→ **Task to complete**:
Scan the records below for the word "Guidance" and give only the number of lines that hold it.

***

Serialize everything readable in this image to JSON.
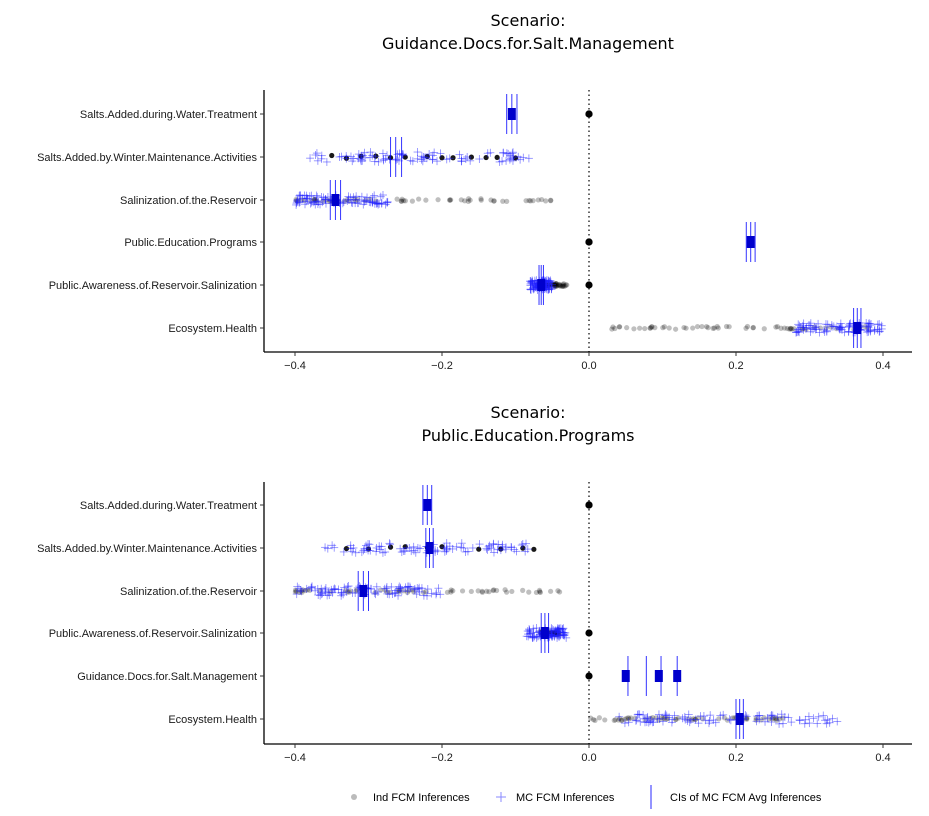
{
  "legend": {
    "ind_label": "Ind FCM Inferences",
    "mc_label": "MC FCM Inferences",
    "ci_label": "CIs of MC FCM Avg Inferences"
  },
  "colors": {
    "ind_point": "#000000",
    "mc_point": "#1f1fff",
    "ci": "#0000ff",
    "avg_box": "#0000cc"
  },
  "chart_data": [
    {
      "type": "scatter",
      "title_line1": "Scenario:",
      "title_line2": "Guidance.Docs.for.Salt.Management",
      "x_ticks": [
        -0.4,
        -0.2,
        0.0,
        0.2,
        0.4
      ],
      "x_tick_labels": [
        "−0.4",
        "−0.2",
        "0.0",
        "0.2",
        "0.4"
      ],
      "xlim": [
        -0.44,
        0.44
      ],
      "zero_line": 0.0,
      "categories": [
        {
          "label": "Salts.Added.during.Water.Treatment",
          "ind": [
            0.0,
            0.0
          ],
          "mc_range": [
            -0.107,
            -0.103
          ],
          "ci": [
            -0.112,
            -0.098
          ],
          "avg": -0.105
        },
        {
          "label": "Salts.Added.by.Winter.Maintenance.Activities",
          "ind": [
            -0.35,
            -0.33,
            -0.31,
            -0.29,
            -0.27,
            -0.25,
            -0.22,
            -0.2,
            -0.185,
            -0.16,
            -0.14,
            -0.125,
            -0.1
          ],
          "mc_range": [
            -0.38,
            -0.08
          ],
          "ci": [
            -0.27,
            -0.255
          ],
          "avg": -0.263
        },
        {
          "label": "Salinization.of.the.Reservoir",
          "ind_range": [
            -0.4,
            -0.05
          ],
          "mc_range": [
            -0.4,
            -0.27
          ],
          "ci": [
            -0.352,
            -0.338
          ],
          "avg": -0.345
        },
        {
          "label": "Public.Education.Programs",
          "ind": [
            0.0,
            0.0
          ],
          "mc_range": [
            0.218,
            0.222
          ],
          "ci": [
            0.214,
            0.226
          ],
          "avg": 0.22
        },
        {
          "label": "Public.Awareness.of.Reservoir.Salinization",
          "ind_range": [
            -0.07,
            -0.03
          ],
          "mc_range": [
            -0.08,
            -0.05
          ],
          "ci": [
            -0.068,
            -0.062
          ],
          "avg": -0.065,
          "ind_extra": [
            0.0
          ]
        },
        {
          "label": "Ecosystem.Health",
          "ind_range": [
            0.03,
            0.39
          ],
          "mc_range": [
            0.28,
            0.4
          ],
          "ci": [
            0.36,
            0.37
          ],
          "avg": 0.365
        }
      ]
    },
    {
      "type": "scatter",
      "title_line1": "Scenario:",
      "title_line2": "Public.Education.Programs",
      "x_ticks": [
        -0.4,
        -0.2,
        0.0,
        0.2,
        0.4
      ],
      "x_tick_labels": [
        "−0.4",
        "−0.2",
        "0.0",
        "0.2",
        "0.4"
      ],
      "xlim": [
        -0.44,
        0.44
      ],
      "zero_line": 0.0,
      "categories": [
        {
          "label": "Salts.Added.during.Water.Treatment",
          "ind": [
            0.0,
            0.0
          ],
          "mc_range": [
            -0.222,
            -0.218
          ],
          "ci": [
            -0.226,
            -0.214
          ],
          "avg": -0.22
        },
        {
          "label": "Salts.Added.by.Winter.Maintenance.Activities",
          "ind": [
            -0.33,
            -0.3,
            -0.27,
            -0.25,
            -0.22,
            -0.2,
            -0.15,
            -0.12,
            -0.09,
            -0.075
          ],
          "mc_range": [
            -0.36,
            -0.08
          ],
          "ci": [
            -0.222,
            -0.212
          ],
          "avg": -0.217
        },
        {
          "label": "Salinization.of.the.Reservoir",
          "ind_range": [
            -0.4,
            -0.04
          ],
          "mc_range": [
            -0.4,
            -0.2
          ],
          "ci": [
            -0.314,
            -0.3
          ],
          "avg": -0.307
        },
        {
          "label": "Public.Awareness.of.Reservoir.Salinization",
          "ind_range": [
            -0.07,
            -0.04
          ],
          "mc_range": [
            -0.085,
            -0.03
          ],
          "ci": [
            -0.065,
            -0.055
          ],
          "avg": -0.06,
          "ind_extra": [
            0.0
          ]
        },
        {
          "label": "Guidance.Docs.for.Salt.Management",
          "ind": [
            0.0
          ],
          "mc_range": [
            0.0,
            0.0
          ],
          "boxes": [
            0.05,
            0.095,
            0.12
          ],
          "ci_lines": [
            0.053,
            0.078,
            0.098,
            0.12
          ],
          "avg": 0.078
        },
        {
          "label": "Ecosystem.Health",
          "ind_range": [
            0.0,
            0.28
          ],
          "mc_range": [
            0.04,
            0.34
          ],
          "ci": [
            0.2,
            0.21
          ],
          "avg": 0.205
        }
      ]
    }
  ]
}
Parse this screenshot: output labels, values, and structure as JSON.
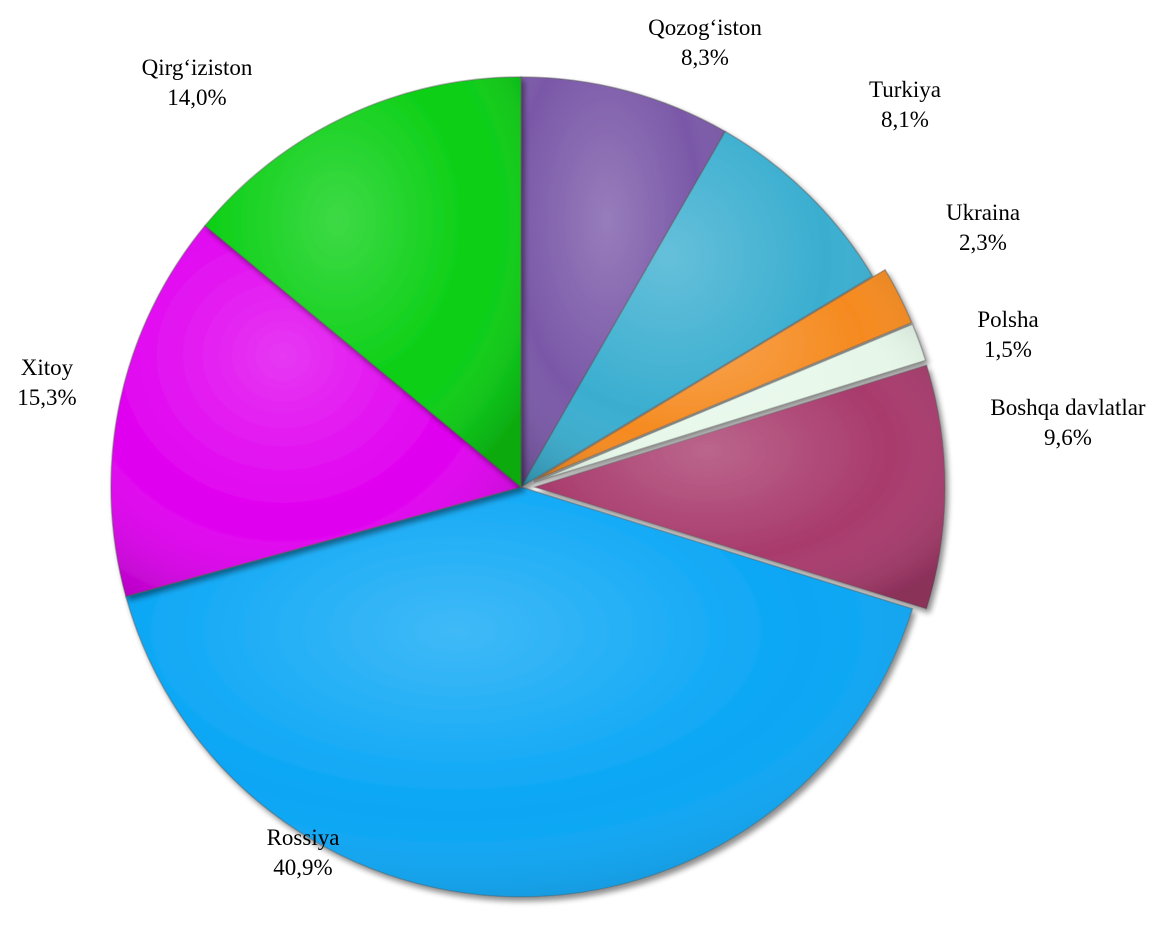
{
  "chart_data": {
    "type": "pie",
    "title": "",
    "unit": "%",
    "slices": [
      {
        "label": "Qozog‘iston",
        "value": 8.3,
        "display": "8,3%",
        "color": "#7a58a8",
        "explode": false
      },
      {
        "label": "Turkiya",
        "value": 8.1,
        "display": "8,1%",
        "color": "#3aaed0",
        "explode": false
      },
      {
        "label": "Ukraina",
        "value": 2.3,
        "display": "2,3%",
        "color": "#f58a1f",
        "explode": true
      },
      {
        "label": "Polsha",
        "value": 1.5,
        "display": "1,5%",
        "color": "#e6f7e9",
        "explode": true
      },
      {
        "label": "Boshqa davlatlar",
        "value": 9.6,
        "display": "9,6%",
        "color": "#a83a6c",
        "explode": true
      },
      {
        "label": "Rossiya",
        "value": 40.9,
        "display": "40,9%",
        "color": "#0aa6f5",
        "explode": false
      },
      {
        "label": "Xitoy",
        "value": 15.3,
        "display": "15,3%",
        "color": "#e000f0",
        "explode": false
      },
      {
        "label": "Qirg‘iziston",
        "value": 14.0,
        "display": "14,0%",
        "color": "#08cf12",
        "explode": false
      }
    ]
  }
}
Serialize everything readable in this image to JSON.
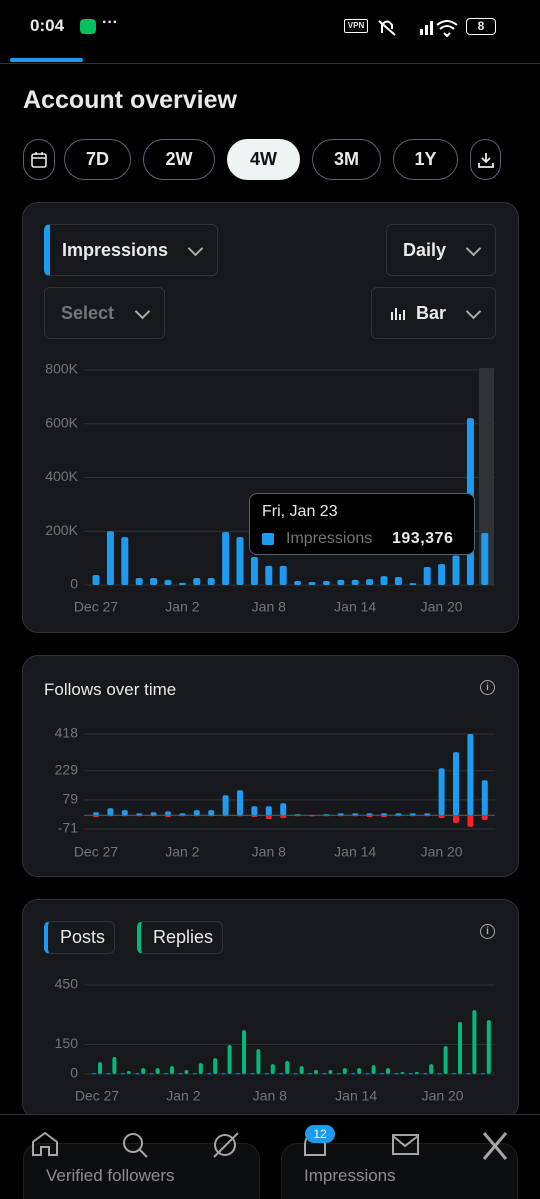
{
  "ui": {
    "status": {
      "time": "0:04",
      "battery": "8"
    },
    "header": {
      "title": "Account overview"
    },
    "ranges": [
      "7D",
      "2W",
      "4W",
      "3M",
      "1Y"
    ],
    "controls": {
      "metric": "Impressions",
      "interval": "Daily",
      "compare": "Select",
      "chart_style": "Bar"
    },
    "tooltip": {
      "title": "Fri, Jan 23",
      "series": "Impressions",
      "value": "193,376"
    },
    "bottom": {
      "badge": "12",
      "card_left": "Verified followers",
      "card_right": "Impressions"
    }
  },
  "chart_data": [
    {
      "type": "bar",
      "barmode": "overlay",
      "grid": true,
      "categories": [
        "Dec 27",
        null,
        null,
        null,
        null,
        null,
        "Jan 2",
        null,
        null,
        null,
        null,
        null,
        "Jan 8",
        null,
        null,
        null,
        null,
        null,
        "Jan 14",
        null,
        null,
        null,
        null,
        null,
        "Jan 20",
        null,
        null,
        null
      ],
      "series": [
        {
          "name": "Impressions",
          "color": "#1d9bf0",
          "values": [
            37000,
            200000,
            178000,
            26000,
            26000,
            19000,
            8000,
            26000,
            26000,
            197000,
            178000,
            104000,
            71000,
            71000,
            15000,
            11000,
            15000,
            19000,
            19000,
            22000,
            33000,
            30000,
            7000,
            67000,
            78000,
            110000,
            621000,
            193376
          ]
        }
      ],
      "ylim": [
        0,
        800000
      ],
      "yticks": [
        0,
        {
          "value": 200000,
          "label": "200K"
        },
        {
          "value": 400000,
          "label": "400K"
        },
        {
          "value": 600000,
          "label": "600K"
        },
        {
          "value": 800000,
          "label": "800K"
        }
      ]
    },
    {
      "type": "bar",
      "barmode": "overlay",
      "grid": true,
      "title": "Follows over time",
      "categories": [
        "Dec 27",
        null,
        null,
        null,
        null,
        null,
        "Jan 2",
        null,
        null,
        null,
        null,
        null,
        "Jan 8",
        null,
        null,
        null,
        null,
        null,
        "Jan 14",
        null,
        null,
        null,
        null,
        null,
        "Jan 20",
        null,
        null,
        null
      ],
      "series": [
        {
          "color": "#1d9bf0",
          "values": [
            15,
            36,
            26,
            10,
            15,
            20,
            10,
            26,
            26,
            103,
            129,
            46,
            46,
            62,
            5,
            0,
            5,
            10,
            10,
            10,
            10,
            10,
            10,
            10,
            242,
            325,
            418,
            180
          ]
        },
        {
          "color": "#f4212e",
          "values": [
            -10,
            -5,
            -5,
            -5,
            -5,
            -10,
            -5,
            -5,
            -5,
            -5,
            -5,
            -10,
            -20,
            -15,
            -5,
            -5,
            -5,
            -5,
            -5,
            -10,
            -10,
            -5,
            -5,
            -5,
            -15,
            -40,
            -60,
            -25
          ]
        }
      ],
      "ylim": [
        -71,
        418
      ],
      "yticks": [
        -71,
        79,
        229,
        418
      ]
    },
    {
      "type": "bar",
      "barmode": "group",
      "grid": true,
      "categories": [
        "Dec 27",
        null,
        null,
        null,
        null,
        null,
        "Jan 2",
        null,
        null,
        null,
        null,
        null,
        "Jan 8",
        null,
        null,
        null,
        null,
        null,
        "Jan 14",
        null,
        null,
        null,
        null,
        null,
        "Jan 20",
        null,
        null,
        null
      ],
      "series": [
        {
          "name": "Posts",
          "color": "#1d9bf0",
          "values": [
            4,
            4,
            4,
            4,
            4,
            4,
            4,
            4,
            4,
            4,
            4,
            4,
            4,
            4,
            4,
            4,
            4,
            4,
            4,
            4,
            4,
            4,
            4,
            4,
            4,
            4,
            4,
            4
          ]
        },
        {
          "name": "Replies",
          "color": "#00ba7c",
          "values": [
            60,
            86,
            15,
            30,
            30,
            40,
            20,
            55,
            80,
            146,
            222,
            126,
            50,
            66,
            40,
            20,
            20,
            30,
            30,
            45,
            30,
            10,
            10,
            50,
            141,
            263,
            323,
            273
          ]
        }
      ],
      "ylim": [
        0,
        450
      ],
      "yticks": [
        0,
        150,
        450
      ]
    }
  ]
}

***

→ **Completed task**:
2